__CHALLENGE__.
Without altering anything, repeat each of the records.

__TASK INPUT__.
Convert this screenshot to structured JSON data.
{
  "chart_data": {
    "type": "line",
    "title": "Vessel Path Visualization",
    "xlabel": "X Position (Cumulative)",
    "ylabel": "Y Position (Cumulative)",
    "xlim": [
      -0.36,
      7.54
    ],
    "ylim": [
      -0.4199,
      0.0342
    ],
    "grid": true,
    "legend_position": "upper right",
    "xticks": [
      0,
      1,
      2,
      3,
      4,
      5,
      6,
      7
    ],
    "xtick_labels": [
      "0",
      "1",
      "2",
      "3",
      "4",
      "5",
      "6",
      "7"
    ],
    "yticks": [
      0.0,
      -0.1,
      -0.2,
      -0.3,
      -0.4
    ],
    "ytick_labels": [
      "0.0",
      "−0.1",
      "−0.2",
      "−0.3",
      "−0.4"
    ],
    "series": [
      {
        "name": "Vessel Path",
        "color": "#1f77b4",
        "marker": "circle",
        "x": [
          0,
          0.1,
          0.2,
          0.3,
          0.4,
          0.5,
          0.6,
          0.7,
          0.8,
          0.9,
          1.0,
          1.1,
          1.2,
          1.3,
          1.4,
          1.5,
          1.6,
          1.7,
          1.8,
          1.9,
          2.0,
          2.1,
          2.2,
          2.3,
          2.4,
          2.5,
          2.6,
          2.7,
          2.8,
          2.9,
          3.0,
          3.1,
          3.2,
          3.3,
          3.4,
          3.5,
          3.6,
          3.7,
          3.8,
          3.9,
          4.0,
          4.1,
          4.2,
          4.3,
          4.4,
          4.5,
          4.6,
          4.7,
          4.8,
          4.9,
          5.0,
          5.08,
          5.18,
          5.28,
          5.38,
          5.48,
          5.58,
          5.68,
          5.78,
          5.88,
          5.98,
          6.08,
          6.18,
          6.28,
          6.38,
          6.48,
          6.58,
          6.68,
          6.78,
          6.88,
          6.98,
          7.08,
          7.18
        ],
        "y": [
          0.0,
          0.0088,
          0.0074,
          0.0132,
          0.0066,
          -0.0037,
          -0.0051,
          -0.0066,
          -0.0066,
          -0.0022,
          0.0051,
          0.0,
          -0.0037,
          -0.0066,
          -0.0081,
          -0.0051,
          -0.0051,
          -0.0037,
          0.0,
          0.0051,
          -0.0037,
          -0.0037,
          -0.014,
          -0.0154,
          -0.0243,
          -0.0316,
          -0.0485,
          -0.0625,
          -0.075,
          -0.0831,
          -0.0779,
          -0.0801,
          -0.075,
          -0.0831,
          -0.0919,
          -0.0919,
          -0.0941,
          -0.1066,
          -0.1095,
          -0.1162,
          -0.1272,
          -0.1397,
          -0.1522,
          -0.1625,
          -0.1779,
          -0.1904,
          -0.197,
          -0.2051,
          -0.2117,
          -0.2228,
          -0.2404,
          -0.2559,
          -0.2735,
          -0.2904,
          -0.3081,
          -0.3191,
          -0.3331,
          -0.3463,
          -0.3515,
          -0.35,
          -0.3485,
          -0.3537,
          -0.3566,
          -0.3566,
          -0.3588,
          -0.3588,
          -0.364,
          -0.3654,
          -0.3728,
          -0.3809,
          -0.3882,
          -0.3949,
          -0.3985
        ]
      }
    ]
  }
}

__REPLY TO THE TASK__.
Convert this screenshot to structured JSON data.
{
  "chart_data": {
    "type": "line",
    "title": "Vessel Path Visualization",
    "xlabel": "X Position (Cumulative)",
    "ylabel": "Y Position (Cumulative)",
    "xlim": [
      -0.36,
      7.54
    ],
    "ylim": [
      -0.4199,
      0.0342
    ],
    "grid": true,
    "legend_position": "upper right",
    "xticks": [
      0,
      1,
      2,
      3,
      4,
      5,
      6,
      7
    ],
    "xtick_labels": [
      "0",
      "1",
      "2",
      "3",
      "4",
      "5",
      "6",
      "7"
    ],
    "yticks": [
      0.0,
      -0.1,
      -0.2,
      -0.3,
      -0.4
    ],
    "ytick_labels": [
      "0.0",
      "−0.1",
      "−0.2",
      "−0.3",
      "−0.4"
    ],
    "series": [
      {
        "name": "Vessel Path",
        "color": "#1f77b4",
        "marker": "circle",
        "x": [
          0,
          0.1,
          0.2,
          0.3,
          0.4,
          0.5,
          0.6,
          0.7,
          0.8,
          0.9,
          1.0,
          1.1,
          1.2,
          1.3,
          1.4,
          1.5,
          1.6,
          1.7,
          1.8,
          1.9,
          2.0,
          2.1,
          2.2,
          2.3,
          2.4,
          2.5,
          2.6,
          2.7,
          2.8,
          2.9,
          3.0,
          3.1,
          3.2,
          3.3,
          3.4,
          3.5,
          3.6,
          3.7,
          3.8,
          3.9,
          4.0,
          4.1,
          4.2,
          4.3,
          4.4,
          4.5,
          4.6,
          4.7,
          4.8,
          4.9,
          5.0,
          5.08,
          5.18,
          5.28,
          5.38,
          5.48,
          5.58,
          5.68,
          5.78,
          5.88,
          5.98,
          6.08,
          6.18,
          6.28,
          6.38,
          6.48,
          6.58,
          6.68,
          6.78,
          6.88,
          6.98,
          7.08,
          7.18
        ],
        "y": [
          0.0,
          0.0088,
          0.0074,
          0.0132,
          0.0066,
          -0.0037,
          -0.0051,
          -0.0066,
          -0.0066,
          -0.0022,
          0.0051,
          0.0,
          -0.0037,
          -0.0066,
          -0.0081,
          -0.0051,
          -0.0051,
          -0.0037,
          0.0,
          0.0051,
          -0.0037,
          -0.0037,
          -0.014,
          -0.0154,
          -0.0243,
          -0.0316,
          -0.0485,
          -0.0625,
          -0.075,
          -0.0831,
          -0.0779,
          -0.0801,
          -0.075,
          -0.0831,
          -0.0919,
          -0.0919,
          -0.0941,
          -0.1066,
          -0.1095,
          -0.1162,
          -0.1272,
          -0.1397,
          -0.1522,
          -0.1625,
          -0.1779,
          -0.1904,
          -0.197,
          -0.2051,
          -0.2117,
          -0.2228,
          -0.2404,
          -0.2559,
          -0.2735,
          -0.2904,
          -0.3081,
          -0.3191,
          -0.3331,
          -0.3463,
          -0.3515,
          -0.35,
          -0.3485,
          -0.3537,
          -0.3566,
          -0.3566,
          -0.3588,
          -0.3588,
          -0.364,
          -0.3654,
          -0.3728,
          -0.3809,
          -0.3882,
          -0.3949,
          -0.3985
        ]
      }
    ]
  }
}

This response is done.